_THE EXERCISE_
Your task is to give the data again, exactly, with every line intact.

### STORED ROWS

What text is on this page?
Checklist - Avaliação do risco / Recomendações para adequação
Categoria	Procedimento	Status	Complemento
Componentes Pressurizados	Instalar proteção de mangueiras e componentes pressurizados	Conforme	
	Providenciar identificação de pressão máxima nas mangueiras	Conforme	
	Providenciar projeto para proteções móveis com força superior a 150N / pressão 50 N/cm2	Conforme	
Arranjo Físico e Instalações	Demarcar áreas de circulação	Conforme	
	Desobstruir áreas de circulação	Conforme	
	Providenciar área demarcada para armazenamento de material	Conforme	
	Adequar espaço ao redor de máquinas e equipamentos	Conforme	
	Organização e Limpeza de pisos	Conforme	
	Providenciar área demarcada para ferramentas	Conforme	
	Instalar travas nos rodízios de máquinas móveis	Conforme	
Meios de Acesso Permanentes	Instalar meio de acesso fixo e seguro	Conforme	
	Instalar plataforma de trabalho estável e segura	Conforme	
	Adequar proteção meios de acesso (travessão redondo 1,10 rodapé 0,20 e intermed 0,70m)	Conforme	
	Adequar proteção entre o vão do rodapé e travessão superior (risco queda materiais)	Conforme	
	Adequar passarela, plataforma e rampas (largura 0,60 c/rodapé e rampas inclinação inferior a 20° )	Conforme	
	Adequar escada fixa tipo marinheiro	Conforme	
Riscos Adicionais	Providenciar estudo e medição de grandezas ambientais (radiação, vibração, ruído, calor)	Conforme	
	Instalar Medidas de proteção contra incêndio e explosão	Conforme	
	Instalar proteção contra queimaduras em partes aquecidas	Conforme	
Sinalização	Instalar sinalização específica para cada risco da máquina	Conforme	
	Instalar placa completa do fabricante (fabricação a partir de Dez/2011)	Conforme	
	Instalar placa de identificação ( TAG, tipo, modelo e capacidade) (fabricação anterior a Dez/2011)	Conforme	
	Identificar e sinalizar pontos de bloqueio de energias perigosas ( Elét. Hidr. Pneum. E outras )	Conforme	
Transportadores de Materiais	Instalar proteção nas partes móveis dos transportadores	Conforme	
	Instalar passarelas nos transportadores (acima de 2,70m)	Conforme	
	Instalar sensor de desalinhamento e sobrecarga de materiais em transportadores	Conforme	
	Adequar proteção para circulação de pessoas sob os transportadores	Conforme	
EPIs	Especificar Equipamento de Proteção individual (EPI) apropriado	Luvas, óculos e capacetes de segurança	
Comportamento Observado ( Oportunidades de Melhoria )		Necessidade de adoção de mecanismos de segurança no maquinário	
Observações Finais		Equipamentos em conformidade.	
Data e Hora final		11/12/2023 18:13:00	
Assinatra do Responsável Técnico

######

_REPLY_
What text is on this page?
Checklist - Avaliação do risco / Recomendações para adequação
Categoria	Procedimento	Status	Complemento
Componentes Pressurizados	Instalar proteção de mangueiras e componentes pressurizados	Conforme	
	Providenciar identificação de pressão máxima nas mangueiras	Conforme	
	Providenciar projeto para proteções móveis com força superior a 150N / pressão 50 N/cm2	Conforme	
Arranjo Físico e Instalações	Demarcar áreas de circulação	Conforme	
	Desobstruir áreas de circulação	Conforme	
	Providenciar área demarcada para armazenamento de material	Conforme	
	Adequar espaço ao redor de máquinas e equipamentos	Conforme	
	Organização e Limpeza de pisos	Conforme	
	Providenciar área demarcada para ferramentas	Conforme	
	Instalar travas nos rodízios de máquinas móveis	Conforme	
Meios de Acesso Permanentes	Instalar meio de acesso fixo e seguro	Conforme	
	Instalar plataforma de trabalho estável e segura	Conforme	
	Adequar proteção meios de acesso (travessão redondo 1,10 rodapé 0,20 e intermed 0,70m)	Conforme	
	Adequar proteção entre o vão do rodapé e travessão superior (risco queda materiais)	Conforme	
	Adequar passarela, plataforma e rampas (largura 0,60 c/rodapé e rampas inclinação inferior a 20° )	Conforme	
	Adequar escada fixa tipo marinheiro	Conforme	
Riscos Adicionais	Providenciar estudo e medição de grandezas ambientais (radiação, vibração, ruído, calor)	Conforme	
	Instalar Medidas de proteção contra incêndio e explosão	Conforme	
	Instalar proteção contra queimaduras em partes aquecidas	Conforme	
Sinalização	Instalar sinalização específica para cada risco da máquina	Conforme	
	Instalar placa completa do fabricante (fabricação a partir de Dez/2011)	Conforme	
	Instalar placa de identificação ( TAG, tipo, modelo e capacidade) (fabricação anterior a Dez/2011)	Conforme	
	Identificar e sinalizar pontos de bloqueio de energias perigosas ( Elét. Hidr. Pneum. E outras )	Conforme	
Transportadores de Materiais	Instalar proteção nas partes móveis dos transportadores	Conforme	
	Instalar passarelas nos transportadores (acima de 2,70m)	Conforme	
	Instalar sensor de desalinhamento e sobrecarga de materiais em transportadores	Conforme	
	Adequar proteção para circulação de pessoas sob os transportadores	Conforme	
EPIs	Especificar Equipamento de Proteção individual (EPI) apropriado	Luvas, óculos e capacetes de segurança	
Comportamento Observado ( Oportunidades de Melhoria )		Necessidade de adoção de mecanismos de segurança no maquinário	
Observações Finais		Equipamentos em conformidade.	
Data e Hora final		11/12/2023 18:13:00	
Assinatra do Responsável Técnico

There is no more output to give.